start TASK INPUTS

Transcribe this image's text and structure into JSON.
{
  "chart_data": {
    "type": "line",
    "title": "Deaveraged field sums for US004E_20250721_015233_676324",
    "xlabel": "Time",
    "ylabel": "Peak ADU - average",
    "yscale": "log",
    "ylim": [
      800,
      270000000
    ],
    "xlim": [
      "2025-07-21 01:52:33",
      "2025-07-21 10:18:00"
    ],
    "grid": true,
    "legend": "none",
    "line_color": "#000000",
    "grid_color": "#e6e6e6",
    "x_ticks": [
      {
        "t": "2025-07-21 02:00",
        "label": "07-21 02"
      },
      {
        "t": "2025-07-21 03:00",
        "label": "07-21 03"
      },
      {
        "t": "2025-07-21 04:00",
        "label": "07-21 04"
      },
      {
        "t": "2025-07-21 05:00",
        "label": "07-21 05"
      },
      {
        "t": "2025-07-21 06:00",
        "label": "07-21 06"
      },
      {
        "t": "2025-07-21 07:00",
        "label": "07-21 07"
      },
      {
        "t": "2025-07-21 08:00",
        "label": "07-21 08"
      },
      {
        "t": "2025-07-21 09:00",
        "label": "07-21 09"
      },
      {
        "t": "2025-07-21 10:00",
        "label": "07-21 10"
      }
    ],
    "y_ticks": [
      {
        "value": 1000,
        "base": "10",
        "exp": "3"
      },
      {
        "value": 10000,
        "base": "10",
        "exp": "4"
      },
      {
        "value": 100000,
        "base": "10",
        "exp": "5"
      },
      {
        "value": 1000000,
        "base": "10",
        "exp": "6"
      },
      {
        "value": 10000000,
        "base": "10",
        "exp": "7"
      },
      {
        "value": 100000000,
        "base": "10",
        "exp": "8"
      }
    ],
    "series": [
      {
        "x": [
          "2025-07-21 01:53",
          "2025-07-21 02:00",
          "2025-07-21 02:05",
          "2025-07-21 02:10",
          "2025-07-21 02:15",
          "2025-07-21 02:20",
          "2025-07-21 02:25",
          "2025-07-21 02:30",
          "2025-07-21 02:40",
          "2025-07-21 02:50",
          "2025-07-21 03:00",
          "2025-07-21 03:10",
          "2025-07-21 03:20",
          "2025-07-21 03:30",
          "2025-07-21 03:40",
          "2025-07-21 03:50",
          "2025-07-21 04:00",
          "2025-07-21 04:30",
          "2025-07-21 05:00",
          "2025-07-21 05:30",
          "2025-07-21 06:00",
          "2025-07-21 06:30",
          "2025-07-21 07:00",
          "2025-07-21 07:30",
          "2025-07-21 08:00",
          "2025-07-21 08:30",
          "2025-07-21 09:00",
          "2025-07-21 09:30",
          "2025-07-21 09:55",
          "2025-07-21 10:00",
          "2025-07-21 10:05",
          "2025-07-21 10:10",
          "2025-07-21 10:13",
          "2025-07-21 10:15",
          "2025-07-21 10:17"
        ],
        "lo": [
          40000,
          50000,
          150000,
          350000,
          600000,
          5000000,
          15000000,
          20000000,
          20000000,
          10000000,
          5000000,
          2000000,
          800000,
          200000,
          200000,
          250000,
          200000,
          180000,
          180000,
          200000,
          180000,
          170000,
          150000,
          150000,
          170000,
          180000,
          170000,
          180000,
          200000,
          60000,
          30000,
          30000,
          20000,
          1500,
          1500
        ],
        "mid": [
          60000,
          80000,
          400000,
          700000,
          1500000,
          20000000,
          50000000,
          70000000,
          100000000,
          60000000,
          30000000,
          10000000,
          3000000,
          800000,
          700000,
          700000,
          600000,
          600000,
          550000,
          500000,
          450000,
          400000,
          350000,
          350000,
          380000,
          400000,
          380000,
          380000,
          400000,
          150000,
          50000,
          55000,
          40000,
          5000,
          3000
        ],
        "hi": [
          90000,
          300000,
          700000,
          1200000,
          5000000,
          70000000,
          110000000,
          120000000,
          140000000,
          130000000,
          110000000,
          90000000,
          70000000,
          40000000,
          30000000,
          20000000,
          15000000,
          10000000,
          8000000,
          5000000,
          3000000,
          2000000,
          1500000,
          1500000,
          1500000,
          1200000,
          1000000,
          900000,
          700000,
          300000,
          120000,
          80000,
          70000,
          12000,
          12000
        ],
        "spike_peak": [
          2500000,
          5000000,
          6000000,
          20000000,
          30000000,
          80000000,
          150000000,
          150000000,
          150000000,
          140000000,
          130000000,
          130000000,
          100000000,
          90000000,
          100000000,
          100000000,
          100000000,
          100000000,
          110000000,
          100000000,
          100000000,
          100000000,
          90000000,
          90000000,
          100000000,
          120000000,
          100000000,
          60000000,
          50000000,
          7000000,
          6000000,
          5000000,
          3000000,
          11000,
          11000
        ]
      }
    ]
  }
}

end TASK INPUTS

DIRECTIVE »
Write an exact transcription of every entry above.

RESPONSE FOR THIS EXERCISE »
Transcribe this image's text and structure into JSON.
{
  "chart_data": {
    "type": "line",
    "title": "Deaveraged field sums for US004E_20250721_015233_676324",
    "xlabel": "Time",
    "ylabel": "Peak ADU - average",
    "yscale": "log",
    "ylim": [
      800,
      270000000
    ],
    "xlim": [
      "2025-07-21 01:52:33",
      "2025-07-21 10:18:00"
    ],
    "grid": true,
    "legend": "none",
    "line_color": "#000000",
    "grid_color": "#e6e6e6",
    "x_ticks": [
      {
        "t": "2025-07-21 02:00",
        "label": "07-21 02"
      },
      {
        "t": "2025-07-21 03:00",
        "label": "07-21 03"
      },
      {
        "t": "2025-07-21 04:00",
        "label": "07-21 04"
      },
      {
        "t": "2025-07-21 05:00",
        "label": "07-21 05"
      },
      {
        "t": "2025-07-21 06:00",
        "label": "07-21 06"
      },
      {
        "t": "2025-07-21 07:00",
        "label": "07-21 07"
      },
      {
        "t": "2025-07-21 08:00",
        "label": "07-21 08"
      },
      {
        "t": "2025-07-21 09:00",
        "label": "07-21 09"
      },
      {
        "t": "2025-07-21 10:00",
        "label": "07-21 10"
      }
    ],
    "y_ticks": [
      {
        "value": 1000,
        "base": "10",
        "exp": "3"
      },
      {
        "value": 10000,
        "base": "10",
        "exp": "4"
      },
      {
        "value": 100000,
        "base": "10",
        "exp": "5"
      },
      {
        "value": 1000000,
        "base": "10",
        "exp": "6"
      },
      {
        "value": 10000000,
        "base": "10",
        "exp": "7"
      },
      {
        "value": 100000000,
        "base": "10",
        "exp": "8"
      }
    ],
    "series": [
      {
        "x": [
          "2025-07-21 01:53",
          "2025-07-21 02:00",
          "2025-07-21 02:05",
          "2025-07-21 02:10",
          "2025-07-21 02:15",
          "2025-07-21 02:20",
          "2025-07-21 02:25",
          "2025-07-21 02:30",
          "2025-07-21 02:40",
          "2025-07-21 02:50",
          "2025-07-21 03:00",
          "2025-07-21 03:10",
          "2025-07-21 03:20",
          "2025-07-21 03:30",
          "2025-07-21 03:40",
          "2025-07-21 03:50",
          "2025-07-21 04:00",
          "2025-07-21 04:30",
          "2025-07-21 05:00",
          "2025-07-21 05:30",
          "2025-07-21 06:00",
          "2025-07-21 06:30",
          "2025-07-21 07:00",
          "2025-07-21 07:30",
          "2025-07-21 08:00",
          "2025-07-21 08:30",
          "2025-07-21 09:00",
          "2025-07-21 09:30",
          "2025-07-21 09:55",
          "2025-07-21 10:00",
          "2025-07-21 10:05",
          "2025-07-21 10:10",
          "2025-07-21 10:13",
          "2025-07-21 10:15",
          "2025-07-21 10:17"
        ],
        "lo": [
          40000,
          50000,
          150000,
          350000,
          600000,
          5000000,
          15000000,
          20000000,
          20000000,
          10000000,
          5000000,
          2000000,
          800000,
          200000,
          200000,
          250000,
          200000,
          180000,
          180000,
          200000,
          180000,
          170000,
          150000,
          150000,
          170000,
          180000,
          170000,
          180000,
          200000,
          60000,
          30000,
          30000,
          20000,
          1500,
          1500
        ],
        "mid": [
          60000,
          80000,
          400000,
          700000,
          1500000,
          20000000,
          50000000,
          70000000,
          100000000,
          60000000,
          30000000,
          10000000,
          3000000,
          800000,
          700000,
          700000,
          600000,
          600000,
          550000,
          500000,
          450000,
          400000,
          350000,
          350000,
          380000,
          400000,
          380000,
          380000,
          400000,
          150000,
          50000,
          55000,
          40000,
          5000,
          3000
        ],
        "hi": [
          90000,
          300000,
          700000,
          1200000,
          5000000,
          70000000,
          110000000,
          120000000,
          140000000,
          130000000,
          110000000,
          90000000,
          70000000,
          40000000,
          30000000,
          20000000,
          15000000,
          10000000,
          8000000,
          5000000,
          3000000,
          2000000,
          1500000,
          1500000,
          1500000,
          1200000,
          1000000,
          900000,
          700000,
          300000,
          120000,
          80000,
          70000,
          12000,
          12000
        ],
        "spike_peak": [
          2500000,
          5000000,
          6000000,
          20000000,
          30000000,
          80000000,
          150000000,
          150000000,
          150000000,
          140000000,
          130000000,
          130000000,
          100000000,
          90000000,
          100000000,
          100000000,
          100000000,
          100000000,
          110000000,
          100000000,
          100000000,
          100000000,
          90000000,
          90000000,
          100000000,
          120000000,
          100000000,
          60000000,
          50000000,
          7000000,
          6000000,
          5000000,
          3000000,
          11000,
          11000
        ]
      }
    ]
  }
}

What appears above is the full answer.